:: AVAILABLE RECORDS

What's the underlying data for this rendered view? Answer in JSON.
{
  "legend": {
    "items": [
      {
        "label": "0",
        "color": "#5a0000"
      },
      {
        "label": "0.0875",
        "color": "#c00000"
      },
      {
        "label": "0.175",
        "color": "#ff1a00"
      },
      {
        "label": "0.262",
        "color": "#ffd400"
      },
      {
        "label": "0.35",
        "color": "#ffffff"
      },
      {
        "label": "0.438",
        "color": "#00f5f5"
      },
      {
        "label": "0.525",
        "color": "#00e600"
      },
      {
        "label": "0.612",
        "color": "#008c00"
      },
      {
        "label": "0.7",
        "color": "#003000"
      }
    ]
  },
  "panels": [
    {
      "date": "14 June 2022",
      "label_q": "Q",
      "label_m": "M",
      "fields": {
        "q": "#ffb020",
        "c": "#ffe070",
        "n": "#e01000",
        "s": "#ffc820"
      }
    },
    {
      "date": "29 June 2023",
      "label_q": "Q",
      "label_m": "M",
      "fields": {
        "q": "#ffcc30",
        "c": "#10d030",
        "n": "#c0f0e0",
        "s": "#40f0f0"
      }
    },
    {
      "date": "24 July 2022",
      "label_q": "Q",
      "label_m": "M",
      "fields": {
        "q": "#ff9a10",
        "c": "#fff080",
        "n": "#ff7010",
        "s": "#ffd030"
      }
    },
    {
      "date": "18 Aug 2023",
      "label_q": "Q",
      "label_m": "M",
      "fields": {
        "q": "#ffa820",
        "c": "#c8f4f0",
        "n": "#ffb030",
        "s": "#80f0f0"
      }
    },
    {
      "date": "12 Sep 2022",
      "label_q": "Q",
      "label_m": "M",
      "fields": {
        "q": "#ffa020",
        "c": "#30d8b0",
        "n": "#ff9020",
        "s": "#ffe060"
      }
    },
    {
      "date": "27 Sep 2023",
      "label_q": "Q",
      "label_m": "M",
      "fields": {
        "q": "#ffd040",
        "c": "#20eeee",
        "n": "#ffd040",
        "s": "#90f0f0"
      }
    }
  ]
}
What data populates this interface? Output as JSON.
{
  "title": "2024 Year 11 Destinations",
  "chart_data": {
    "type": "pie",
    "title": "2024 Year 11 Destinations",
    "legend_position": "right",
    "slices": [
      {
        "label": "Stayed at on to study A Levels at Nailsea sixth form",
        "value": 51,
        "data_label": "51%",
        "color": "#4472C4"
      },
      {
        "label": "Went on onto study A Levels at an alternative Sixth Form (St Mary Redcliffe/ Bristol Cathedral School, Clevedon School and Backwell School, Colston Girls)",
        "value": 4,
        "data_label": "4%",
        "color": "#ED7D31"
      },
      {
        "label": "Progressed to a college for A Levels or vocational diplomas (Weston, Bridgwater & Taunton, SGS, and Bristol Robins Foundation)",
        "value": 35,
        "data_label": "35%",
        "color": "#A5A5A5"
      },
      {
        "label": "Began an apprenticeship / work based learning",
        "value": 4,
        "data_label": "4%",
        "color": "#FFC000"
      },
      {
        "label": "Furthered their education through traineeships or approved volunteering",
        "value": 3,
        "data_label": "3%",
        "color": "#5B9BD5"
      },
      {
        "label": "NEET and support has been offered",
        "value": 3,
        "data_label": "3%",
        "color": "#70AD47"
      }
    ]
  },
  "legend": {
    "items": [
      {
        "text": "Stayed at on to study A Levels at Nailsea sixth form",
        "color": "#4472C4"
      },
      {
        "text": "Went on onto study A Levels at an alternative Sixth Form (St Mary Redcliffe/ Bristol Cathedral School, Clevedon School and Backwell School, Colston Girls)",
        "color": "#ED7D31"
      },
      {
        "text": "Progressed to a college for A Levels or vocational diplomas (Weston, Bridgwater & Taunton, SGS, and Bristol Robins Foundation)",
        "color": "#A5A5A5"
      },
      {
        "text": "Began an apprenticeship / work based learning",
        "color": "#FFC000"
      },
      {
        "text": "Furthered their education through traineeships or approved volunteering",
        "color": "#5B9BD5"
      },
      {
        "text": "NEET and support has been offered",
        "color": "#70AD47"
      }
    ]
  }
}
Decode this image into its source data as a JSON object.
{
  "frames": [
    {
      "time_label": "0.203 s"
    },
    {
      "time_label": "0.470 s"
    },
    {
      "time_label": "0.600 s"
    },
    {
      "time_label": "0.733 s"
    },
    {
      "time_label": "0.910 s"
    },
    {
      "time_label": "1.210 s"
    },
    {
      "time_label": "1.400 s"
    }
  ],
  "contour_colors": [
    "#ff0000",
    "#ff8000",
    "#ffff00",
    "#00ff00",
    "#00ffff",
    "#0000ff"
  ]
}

::::

TASK TO CARRY OUT
Each entry is to be returned in full, character for character.

REPLY TO THE TASK
What's the underlying data for this rendered view? Answer in JSON.
{
  "legend": {
    "items": [
      {
        "label": "0",
        "color": "#5a0000"
      },
      {
        "label": "0.0875",
        "color": "#c00000"
      },
      {
        "label": "0.175",
        "color": "#ff1a00"
      },
      {
        "label": "0.262",
        "color": "#ffd400"
      },
      {
        "label": "0.35",
        "color": "#ffffff"
      },
      {
        "label": "0.438",
        "color": "#00f5f5"
      },
      {
        "label": "0.525",
        "color": "#00e600"
      },
      {
        "label": "0.612",
        "color": "#008c00"
      },
      {
        "label": "0.7",
        "color": "#003000"
      }
    ]
  },
  "panels": [
    {
      "date": "14 June 2022",
      "label_q": "Q",
      "label_m": "M",
      "fields": {
        "q": "#ffb020",
        "c": "#ffe070",
        "n": "#e01000",
        "s": "#ffc820"
      }
    },
    {
      "date": "29 June 2023",
      "label_q": "Q",
      "label_m": "M",
      "fields": {
        "q": "#ffcc30",
        "c": "#10d030",
        "n": "#c0f0e0",
        "s": "#40f0f0"
      }
    },
    {
      "date": "24 July 2022",
      "label_q": "Q",
      "label_m": "M",
      "fields": {
        "q": "#ff9a10",
        "c": "#fff080",
        "n": "#ff7010",
        "s": "#ffd030"
      }
    },
    {
      "date": "18 Aug 2023",
      "label_q": "Q",
      "label_m": "M",
      "fields": {
        "q": "#ffa820",
        "c": "#c8f4f0",
        "n": "#ffb030",
        "s": "#80f0f0"
      }
    },
    {
      "date": "12 Sep 2022",
      "label_q": "Q",
      "label_m": "M",
      "fields": {
        "q": "#ffa020",
        "c": "#30d8b0",
        "n": "#ff9020",
        "s": "#ffe060"
      }
    },
    {
      "date": "27 Sep 2023",
      "label_q": "Q",
      "label_m": "M",
      "fields": {
        "q": "#ffd040",
        "c": "#20eeee",
        "n": "#ffd040",
        "s": "#90f0f0"
      }
    }
  ]
}
What data populates this interface? Output as JSON.
{
  "title": "2024 Year 11 Destinations",
  "chart_data": {
    "type": "pie",
    "title": "2024 Year 11 Destinations",
    "legend_position": "right",
    "slices": [
      {
        "label": "Stayed at on to study A Levels at Nailsea sixth form",
        "value": 51,
        "data_label": "51%",
        "color": "#4472C4"
      },
      {
        "label": "Went on onto study A Levels at an alternative Sixth Form (St Mary Redcliffe/ Bristol Cathedral School, Clevedon School and Backwell School, Colston Girls)",
        "value": 4,
        "data_label": "4%",
        "color": "#ED7D31"
      },
      {
        "label": "Progressed to a college for A Levels or vocational diplomas (Weston, Bridgwater & Taunton, SGS, and Bristol Robins Foundation)",
        "value": 35,
        "data_label": "35%",
        "color": "#A5A5A5"
      },
      {
        "label": "Began an apprenticeship / work based learning",
        "value": 4,
        "data_label": "4%",
        "color": "#FFC000"
      },
      {
        "label": "Furthered their education through traineeships or approved volunteering",
        "value": 3,
        "data_label": "3%",
        "color": "#5B9BD5"
      },
      {
        "label": "NEET and support has been offered",
        "value": 3,
        "data_label": "3%",
        "color": "#70AD47"
      }
    ]
  },
  "legend": {
    "items": [
      {
        "text": "Stayed at on to study A Levels at Nailsea sixth form",
        "color": "#4472C4"
      },
      {
        "text": "Went on onto study A Levels at an alternative Sixth Form (St Mary Redcliffe/ Bristol Cathedral School, Clevedon School and Backwell School, Colston Girls)",
        "color": "#ED7D31"
      },
      {
        "text": "Progressed to a college for A Levels or vocational diplomas (Weston, Bridgwater & Taunton, SGS, and Bristol Robins Foundation)",
        "color": "#A5A5A5"
      },
      {
        "text": "Began an apprenticeship / work based learning",
        "color": "#FFC000"
      },
      {
        "text": "Furthered their education through traineeships or approved volunteering",
        "color": "#5B9BD5"
      },
      {
        "text": "NEET and support has been offered",
        "color": "#70AD47"
      }
    ]
  }
}
Decode this image into its source data as a JSON object.
{
  "frames": [
    {
      "time_label": "0.203 s"
    },
    {
      "time_label": "0.470 s"
    },
    {
      "time_label": "0.600 s"
    },
    {
      "time_label": "0.733 s"
    },
    {
      "time_label": "0.910 s"
    },
    {
      "time_label": "1.210 s"
    },
    {
      "time_label": "1.400 s"
    }
  ],
  "contour_colors": [
    "#ff0000",
    "#ff8000",
    "#ffff00",
    "#00ff00",
    "#00ffff",
    "#0000ff"
  ]
}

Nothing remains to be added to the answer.